WRITTEN TASK:
Take every line from the listing below that contains "this".

RECORDS PROVIDED:
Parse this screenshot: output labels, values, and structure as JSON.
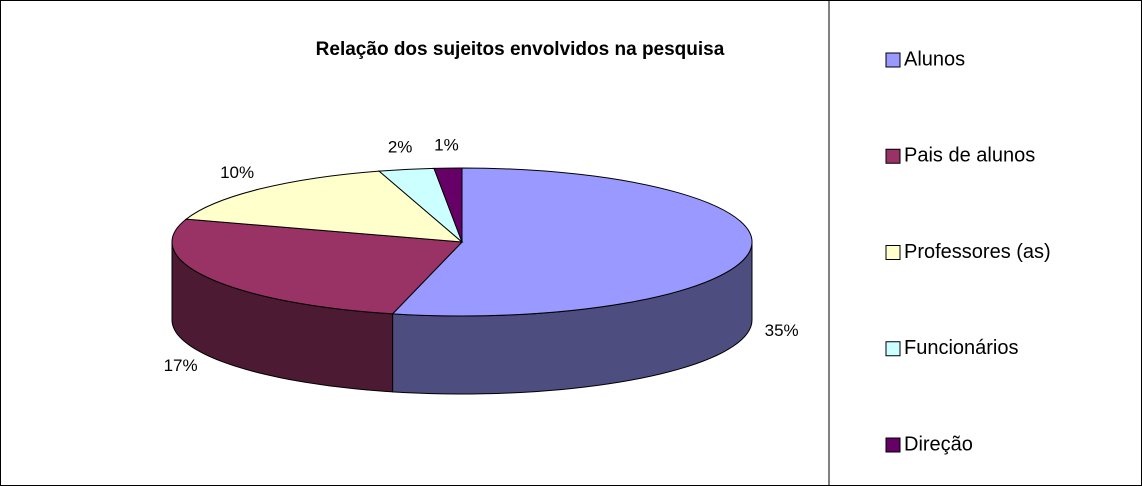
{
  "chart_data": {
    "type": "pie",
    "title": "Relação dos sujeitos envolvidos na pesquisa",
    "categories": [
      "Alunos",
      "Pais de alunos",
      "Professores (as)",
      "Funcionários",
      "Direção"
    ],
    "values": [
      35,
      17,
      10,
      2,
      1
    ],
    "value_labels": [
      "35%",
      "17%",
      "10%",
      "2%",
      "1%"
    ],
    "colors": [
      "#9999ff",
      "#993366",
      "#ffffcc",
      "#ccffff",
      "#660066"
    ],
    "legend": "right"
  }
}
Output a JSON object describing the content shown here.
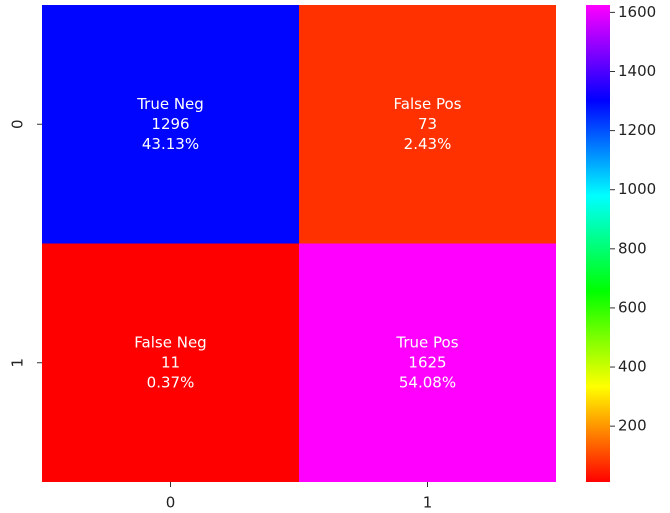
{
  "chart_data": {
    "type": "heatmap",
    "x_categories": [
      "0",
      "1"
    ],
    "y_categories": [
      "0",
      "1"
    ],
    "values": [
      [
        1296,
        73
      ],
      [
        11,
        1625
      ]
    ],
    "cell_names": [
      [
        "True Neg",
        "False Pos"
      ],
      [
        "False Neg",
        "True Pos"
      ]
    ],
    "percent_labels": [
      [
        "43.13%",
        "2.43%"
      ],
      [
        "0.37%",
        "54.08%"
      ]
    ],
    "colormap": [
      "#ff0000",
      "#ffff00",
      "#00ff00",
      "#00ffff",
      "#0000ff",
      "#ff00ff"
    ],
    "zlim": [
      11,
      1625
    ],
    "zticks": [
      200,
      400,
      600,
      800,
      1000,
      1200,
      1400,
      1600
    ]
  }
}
...
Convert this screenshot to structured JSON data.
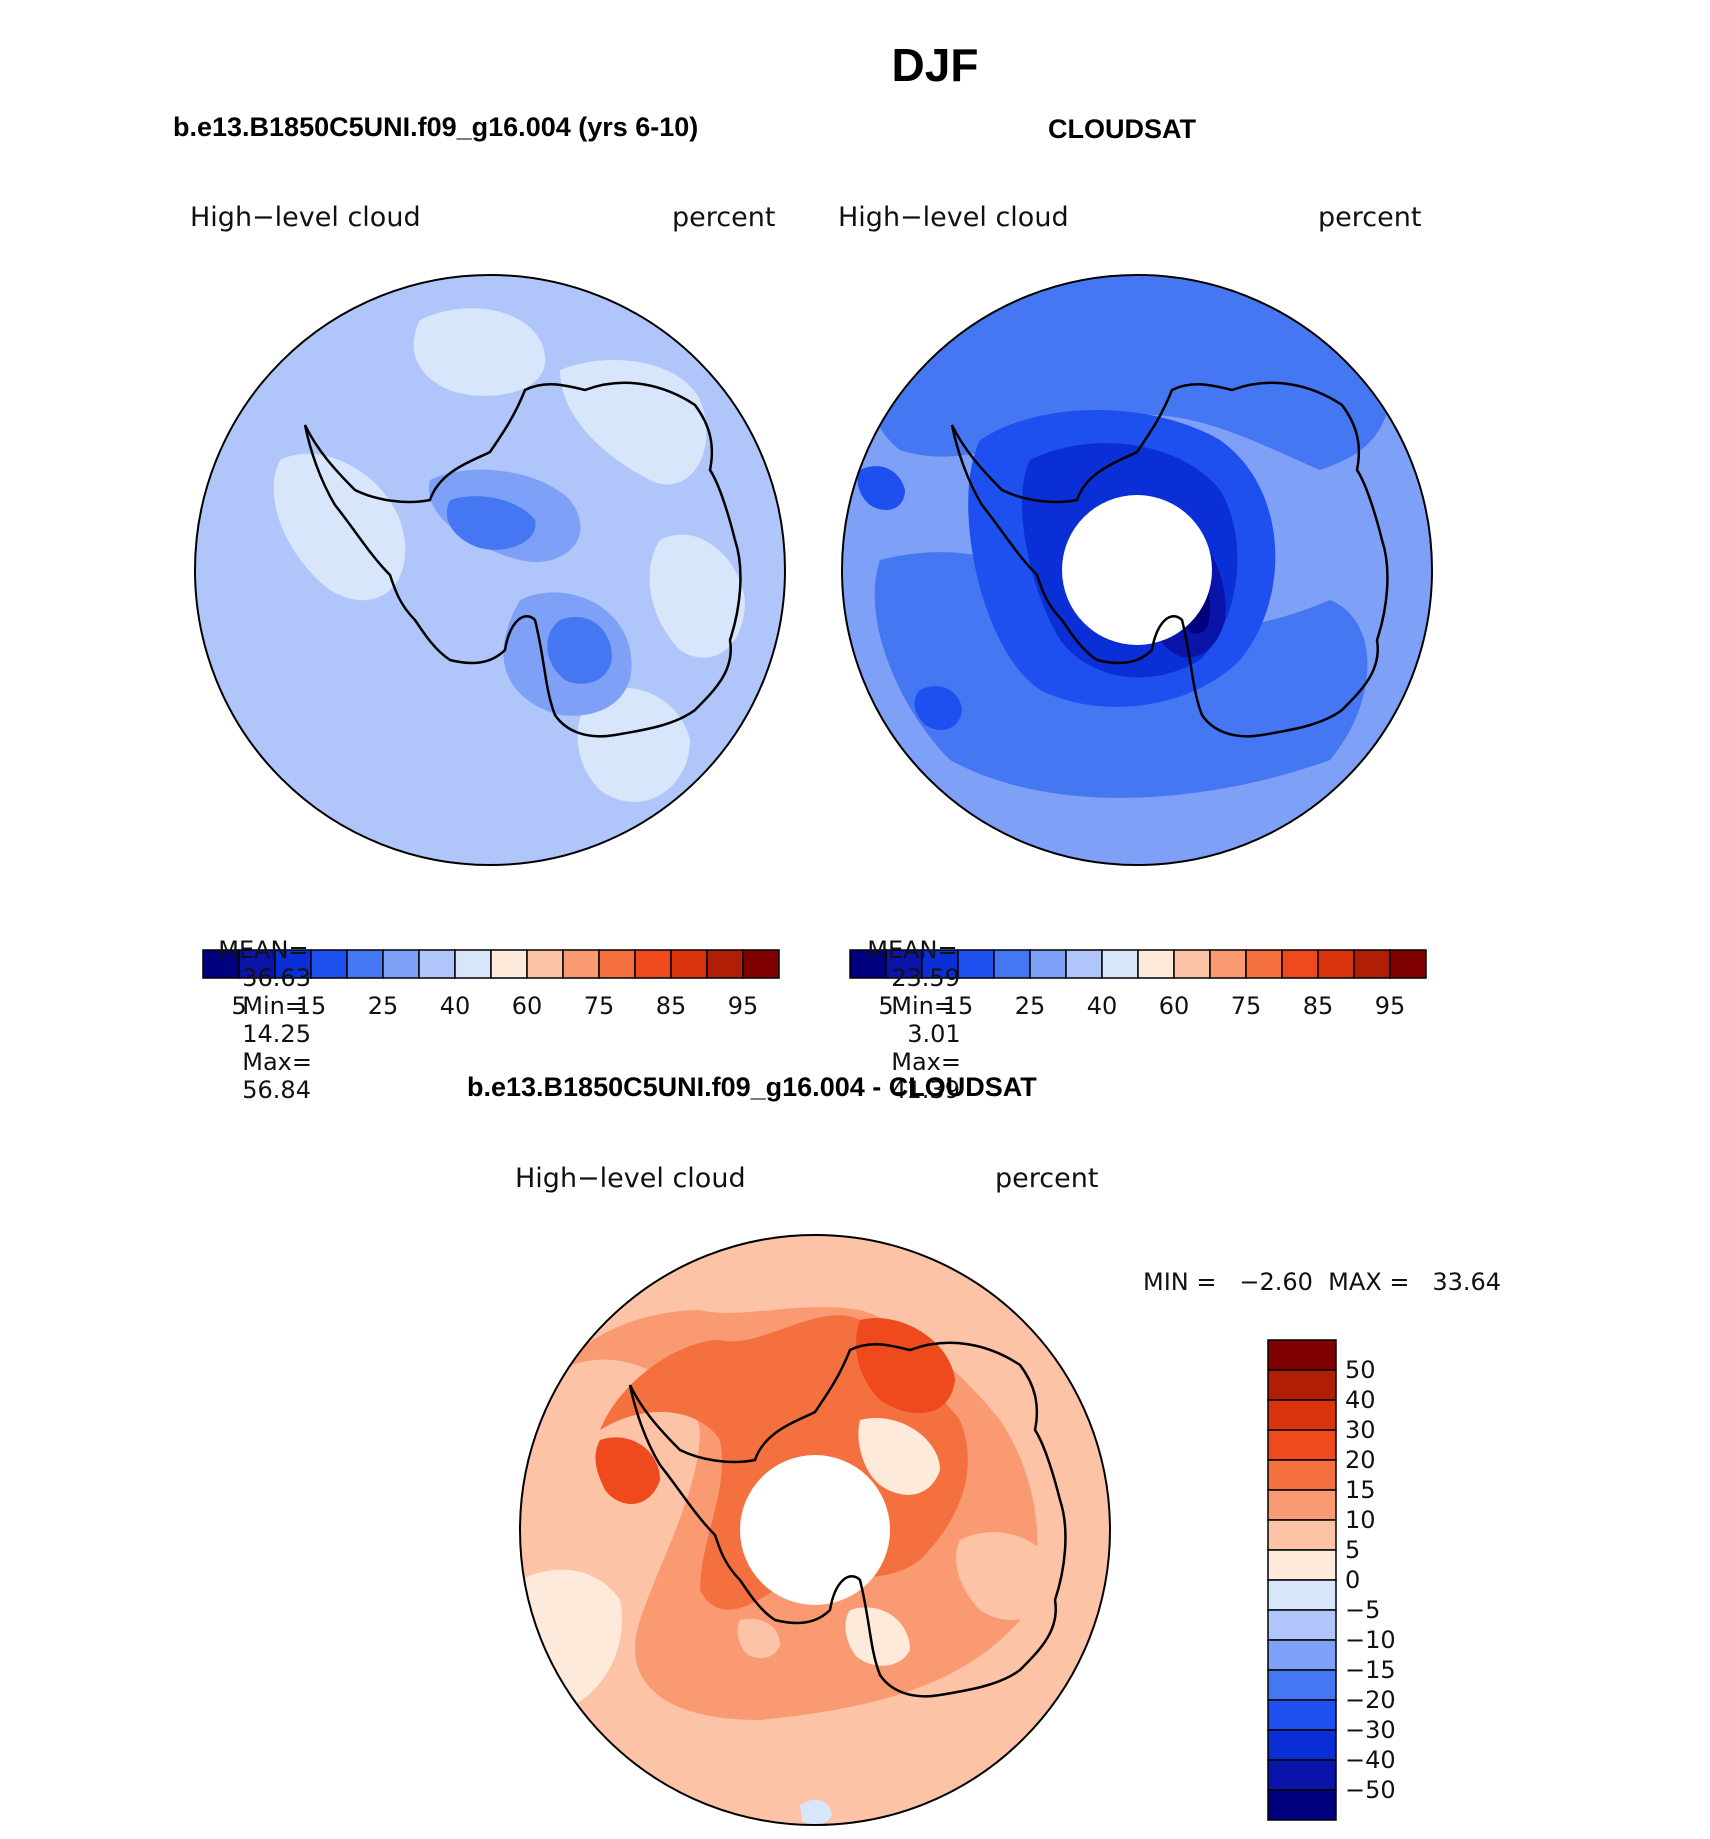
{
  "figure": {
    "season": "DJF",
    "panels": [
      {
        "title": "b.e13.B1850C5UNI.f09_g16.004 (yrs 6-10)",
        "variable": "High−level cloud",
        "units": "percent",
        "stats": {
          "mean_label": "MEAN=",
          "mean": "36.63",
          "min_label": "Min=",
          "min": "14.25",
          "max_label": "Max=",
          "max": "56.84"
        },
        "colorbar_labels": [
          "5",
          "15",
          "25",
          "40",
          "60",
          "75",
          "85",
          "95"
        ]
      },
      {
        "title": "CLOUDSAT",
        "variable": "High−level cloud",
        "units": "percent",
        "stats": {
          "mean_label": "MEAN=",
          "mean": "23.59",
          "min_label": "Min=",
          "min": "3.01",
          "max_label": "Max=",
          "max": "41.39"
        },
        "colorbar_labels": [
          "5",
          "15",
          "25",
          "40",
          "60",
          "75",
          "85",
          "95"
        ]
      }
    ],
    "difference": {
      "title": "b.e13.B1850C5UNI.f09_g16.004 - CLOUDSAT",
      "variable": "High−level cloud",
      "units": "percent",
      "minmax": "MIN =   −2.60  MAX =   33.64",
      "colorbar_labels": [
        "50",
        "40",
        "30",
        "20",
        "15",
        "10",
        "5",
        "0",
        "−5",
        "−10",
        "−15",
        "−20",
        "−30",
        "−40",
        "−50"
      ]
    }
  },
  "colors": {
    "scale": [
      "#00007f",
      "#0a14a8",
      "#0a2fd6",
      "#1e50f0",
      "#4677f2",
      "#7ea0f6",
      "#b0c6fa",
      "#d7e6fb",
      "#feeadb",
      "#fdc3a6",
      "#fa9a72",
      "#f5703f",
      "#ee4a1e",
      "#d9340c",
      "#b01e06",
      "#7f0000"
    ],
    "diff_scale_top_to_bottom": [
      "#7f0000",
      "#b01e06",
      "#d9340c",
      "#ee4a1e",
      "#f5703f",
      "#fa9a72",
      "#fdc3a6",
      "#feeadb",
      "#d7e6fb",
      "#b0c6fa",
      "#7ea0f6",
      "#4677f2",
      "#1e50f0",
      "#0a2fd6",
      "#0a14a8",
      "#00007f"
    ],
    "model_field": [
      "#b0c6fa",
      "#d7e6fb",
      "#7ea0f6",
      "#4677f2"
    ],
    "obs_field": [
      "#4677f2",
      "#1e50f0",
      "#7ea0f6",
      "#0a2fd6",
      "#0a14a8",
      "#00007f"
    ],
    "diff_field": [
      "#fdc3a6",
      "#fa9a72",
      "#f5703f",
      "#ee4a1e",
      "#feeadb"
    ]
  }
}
--
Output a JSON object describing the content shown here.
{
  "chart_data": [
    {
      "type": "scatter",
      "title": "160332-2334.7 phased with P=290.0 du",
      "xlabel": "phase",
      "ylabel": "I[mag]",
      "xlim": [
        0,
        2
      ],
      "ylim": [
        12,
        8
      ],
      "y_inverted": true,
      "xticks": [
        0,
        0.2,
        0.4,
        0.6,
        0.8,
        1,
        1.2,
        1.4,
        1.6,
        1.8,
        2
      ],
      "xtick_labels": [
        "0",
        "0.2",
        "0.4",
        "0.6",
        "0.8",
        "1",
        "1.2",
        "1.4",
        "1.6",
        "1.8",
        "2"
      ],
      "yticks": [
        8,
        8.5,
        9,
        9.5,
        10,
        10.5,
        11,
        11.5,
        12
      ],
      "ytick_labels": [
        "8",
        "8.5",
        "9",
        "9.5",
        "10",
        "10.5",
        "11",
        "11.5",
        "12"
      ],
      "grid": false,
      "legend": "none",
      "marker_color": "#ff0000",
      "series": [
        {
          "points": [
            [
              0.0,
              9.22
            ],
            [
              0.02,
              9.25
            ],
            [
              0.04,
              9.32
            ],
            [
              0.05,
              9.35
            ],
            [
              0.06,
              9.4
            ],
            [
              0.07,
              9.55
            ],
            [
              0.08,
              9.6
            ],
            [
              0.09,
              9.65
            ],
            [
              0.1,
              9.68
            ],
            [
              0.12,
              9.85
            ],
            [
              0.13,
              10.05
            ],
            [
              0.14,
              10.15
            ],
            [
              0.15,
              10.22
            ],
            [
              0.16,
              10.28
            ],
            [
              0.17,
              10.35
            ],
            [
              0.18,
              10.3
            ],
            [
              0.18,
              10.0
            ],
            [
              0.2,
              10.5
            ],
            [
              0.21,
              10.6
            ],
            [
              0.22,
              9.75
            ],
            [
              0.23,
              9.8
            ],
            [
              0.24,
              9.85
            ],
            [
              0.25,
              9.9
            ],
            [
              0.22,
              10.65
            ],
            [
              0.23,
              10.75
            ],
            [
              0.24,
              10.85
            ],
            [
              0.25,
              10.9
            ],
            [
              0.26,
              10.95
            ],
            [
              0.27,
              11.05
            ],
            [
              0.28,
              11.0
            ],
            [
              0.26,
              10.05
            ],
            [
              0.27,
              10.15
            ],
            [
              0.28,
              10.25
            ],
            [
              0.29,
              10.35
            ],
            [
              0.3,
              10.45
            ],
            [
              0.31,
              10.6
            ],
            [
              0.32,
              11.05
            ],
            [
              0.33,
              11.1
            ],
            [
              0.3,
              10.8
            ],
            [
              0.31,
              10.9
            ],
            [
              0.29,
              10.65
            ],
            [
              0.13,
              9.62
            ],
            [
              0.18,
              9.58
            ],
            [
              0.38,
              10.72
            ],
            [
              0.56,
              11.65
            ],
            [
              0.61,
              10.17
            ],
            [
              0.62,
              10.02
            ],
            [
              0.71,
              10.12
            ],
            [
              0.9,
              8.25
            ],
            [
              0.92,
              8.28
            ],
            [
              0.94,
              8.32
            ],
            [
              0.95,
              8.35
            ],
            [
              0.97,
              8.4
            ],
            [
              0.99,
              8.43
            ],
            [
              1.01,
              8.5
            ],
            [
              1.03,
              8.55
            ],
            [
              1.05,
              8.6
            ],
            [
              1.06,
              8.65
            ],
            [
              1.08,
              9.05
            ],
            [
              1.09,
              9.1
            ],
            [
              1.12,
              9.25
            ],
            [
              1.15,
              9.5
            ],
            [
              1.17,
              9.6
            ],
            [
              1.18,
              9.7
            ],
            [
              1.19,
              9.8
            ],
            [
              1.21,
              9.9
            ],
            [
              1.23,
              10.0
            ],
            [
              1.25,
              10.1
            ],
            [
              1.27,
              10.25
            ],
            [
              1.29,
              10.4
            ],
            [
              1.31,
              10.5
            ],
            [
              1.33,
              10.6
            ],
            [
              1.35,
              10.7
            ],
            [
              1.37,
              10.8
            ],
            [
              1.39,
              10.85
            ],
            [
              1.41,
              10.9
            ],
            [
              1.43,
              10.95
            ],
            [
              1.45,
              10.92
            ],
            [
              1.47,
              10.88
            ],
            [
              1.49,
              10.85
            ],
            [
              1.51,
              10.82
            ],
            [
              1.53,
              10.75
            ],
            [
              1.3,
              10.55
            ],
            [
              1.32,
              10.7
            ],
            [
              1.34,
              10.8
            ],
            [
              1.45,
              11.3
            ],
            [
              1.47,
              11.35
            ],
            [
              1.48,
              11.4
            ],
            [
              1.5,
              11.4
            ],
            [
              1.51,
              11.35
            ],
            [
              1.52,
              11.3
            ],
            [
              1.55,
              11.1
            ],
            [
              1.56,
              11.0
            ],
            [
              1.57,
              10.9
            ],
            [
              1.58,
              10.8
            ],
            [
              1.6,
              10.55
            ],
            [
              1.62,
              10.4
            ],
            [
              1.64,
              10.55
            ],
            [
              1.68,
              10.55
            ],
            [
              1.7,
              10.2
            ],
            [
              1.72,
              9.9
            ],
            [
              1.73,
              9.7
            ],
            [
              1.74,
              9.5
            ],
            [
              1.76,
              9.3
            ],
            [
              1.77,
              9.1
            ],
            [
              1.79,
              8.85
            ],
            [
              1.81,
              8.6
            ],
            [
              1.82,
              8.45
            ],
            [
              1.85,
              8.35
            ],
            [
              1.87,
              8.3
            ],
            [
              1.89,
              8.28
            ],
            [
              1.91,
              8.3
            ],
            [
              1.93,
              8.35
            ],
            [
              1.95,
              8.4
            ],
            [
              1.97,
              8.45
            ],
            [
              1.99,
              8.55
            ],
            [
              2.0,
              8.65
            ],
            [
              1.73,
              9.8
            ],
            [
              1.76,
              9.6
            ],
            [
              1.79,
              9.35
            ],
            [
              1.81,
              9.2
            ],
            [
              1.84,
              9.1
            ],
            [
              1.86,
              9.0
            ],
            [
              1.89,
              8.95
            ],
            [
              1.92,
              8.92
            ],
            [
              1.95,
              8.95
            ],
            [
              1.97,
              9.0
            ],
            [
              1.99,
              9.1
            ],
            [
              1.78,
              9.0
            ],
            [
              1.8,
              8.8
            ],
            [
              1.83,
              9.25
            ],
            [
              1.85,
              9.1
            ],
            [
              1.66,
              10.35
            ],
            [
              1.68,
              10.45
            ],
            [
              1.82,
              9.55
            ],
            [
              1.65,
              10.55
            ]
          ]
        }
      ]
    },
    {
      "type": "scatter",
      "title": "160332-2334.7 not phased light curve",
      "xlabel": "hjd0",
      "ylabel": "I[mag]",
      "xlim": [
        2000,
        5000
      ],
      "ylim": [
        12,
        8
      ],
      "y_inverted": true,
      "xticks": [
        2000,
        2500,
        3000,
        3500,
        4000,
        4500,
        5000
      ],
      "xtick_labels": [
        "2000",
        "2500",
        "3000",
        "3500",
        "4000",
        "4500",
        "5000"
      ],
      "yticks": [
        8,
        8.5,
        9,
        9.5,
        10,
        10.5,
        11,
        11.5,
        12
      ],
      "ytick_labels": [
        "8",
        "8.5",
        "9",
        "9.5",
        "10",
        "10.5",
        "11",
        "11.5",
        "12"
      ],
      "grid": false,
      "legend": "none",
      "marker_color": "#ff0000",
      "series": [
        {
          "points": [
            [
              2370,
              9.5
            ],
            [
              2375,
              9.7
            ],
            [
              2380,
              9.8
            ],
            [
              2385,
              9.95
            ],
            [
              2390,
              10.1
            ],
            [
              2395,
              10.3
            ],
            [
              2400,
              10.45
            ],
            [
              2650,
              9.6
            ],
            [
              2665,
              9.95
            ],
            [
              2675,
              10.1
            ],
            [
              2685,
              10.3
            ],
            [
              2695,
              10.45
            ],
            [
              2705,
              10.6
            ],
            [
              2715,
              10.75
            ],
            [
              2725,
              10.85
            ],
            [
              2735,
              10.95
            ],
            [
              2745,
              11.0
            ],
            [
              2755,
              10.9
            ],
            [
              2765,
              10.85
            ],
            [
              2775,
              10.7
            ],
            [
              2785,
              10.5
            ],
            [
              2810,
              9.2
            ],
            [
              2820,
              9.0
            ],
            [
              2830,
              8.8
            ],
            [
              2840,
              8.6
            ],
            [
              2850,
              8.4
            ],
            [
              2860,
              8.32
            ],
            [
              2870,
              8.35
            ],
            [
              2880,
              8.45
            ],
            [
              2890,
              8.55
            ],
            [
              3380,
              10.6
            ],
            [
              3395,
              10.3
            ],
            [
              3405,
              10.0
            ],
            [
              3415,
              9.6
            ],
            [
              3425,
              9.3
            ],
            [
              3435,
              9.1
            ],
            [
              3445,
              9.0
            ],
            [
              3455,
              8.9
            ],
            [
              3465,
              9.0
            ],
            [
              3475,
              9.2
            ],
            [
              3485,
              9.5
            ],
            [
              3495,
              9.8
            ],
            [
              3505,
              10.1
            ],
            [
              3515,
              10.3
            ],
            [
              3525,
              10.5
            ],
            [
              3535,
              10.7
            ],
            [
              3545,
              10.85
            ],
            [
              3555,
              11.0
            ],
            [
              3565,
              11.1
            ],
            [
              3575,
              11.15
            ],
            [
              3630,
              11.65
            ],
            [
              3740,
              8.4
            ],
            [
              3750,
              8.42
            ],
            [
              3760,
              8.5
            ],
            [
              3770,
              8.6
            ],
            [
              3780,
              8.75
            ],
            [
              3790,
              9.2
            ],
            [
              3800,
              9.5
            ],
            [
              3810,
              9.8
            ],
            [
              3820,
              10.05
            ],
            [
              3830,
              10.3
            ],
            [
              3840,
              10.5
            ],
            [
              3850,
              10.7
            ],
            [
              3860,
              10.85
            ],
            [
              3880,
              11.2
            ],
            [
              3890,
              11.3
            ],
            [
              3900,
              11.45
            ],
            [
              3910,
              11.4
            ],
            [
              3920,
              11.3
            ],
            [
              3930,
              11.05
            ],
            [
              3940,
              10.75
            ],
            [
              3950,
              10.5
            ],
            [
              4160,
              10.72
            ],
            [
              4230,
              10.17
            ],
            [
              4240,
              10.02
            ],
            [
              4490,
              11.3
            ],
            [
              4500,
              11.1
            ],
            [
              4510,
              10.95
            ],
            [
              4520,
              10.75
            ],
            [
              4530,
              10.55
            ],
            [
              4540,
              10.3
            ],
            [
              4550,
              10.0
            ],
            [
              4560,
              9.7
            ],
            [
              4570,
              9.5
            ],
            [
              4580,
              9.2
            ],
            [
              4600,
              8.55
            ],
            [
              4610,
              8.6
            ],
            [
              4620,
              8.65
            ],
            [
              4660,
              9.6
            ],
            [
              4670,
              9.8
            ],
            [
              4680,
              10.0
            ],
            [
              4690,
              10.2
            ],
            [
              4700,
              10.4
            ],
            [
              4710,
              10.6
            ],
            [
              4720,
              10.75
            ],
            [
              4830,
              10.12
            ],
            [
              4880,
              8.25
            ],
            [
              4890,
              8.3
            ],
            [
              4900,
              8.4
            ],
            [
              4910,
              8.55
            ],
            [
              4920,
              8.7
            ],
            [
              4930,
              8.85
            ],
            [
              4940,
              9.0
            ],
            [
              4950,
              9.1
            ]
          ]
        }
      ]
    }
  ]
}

THE REPLY:
Parse this screenshot: output labels, values, and structure as JSON.
Convert this screenshot to structured JSON data.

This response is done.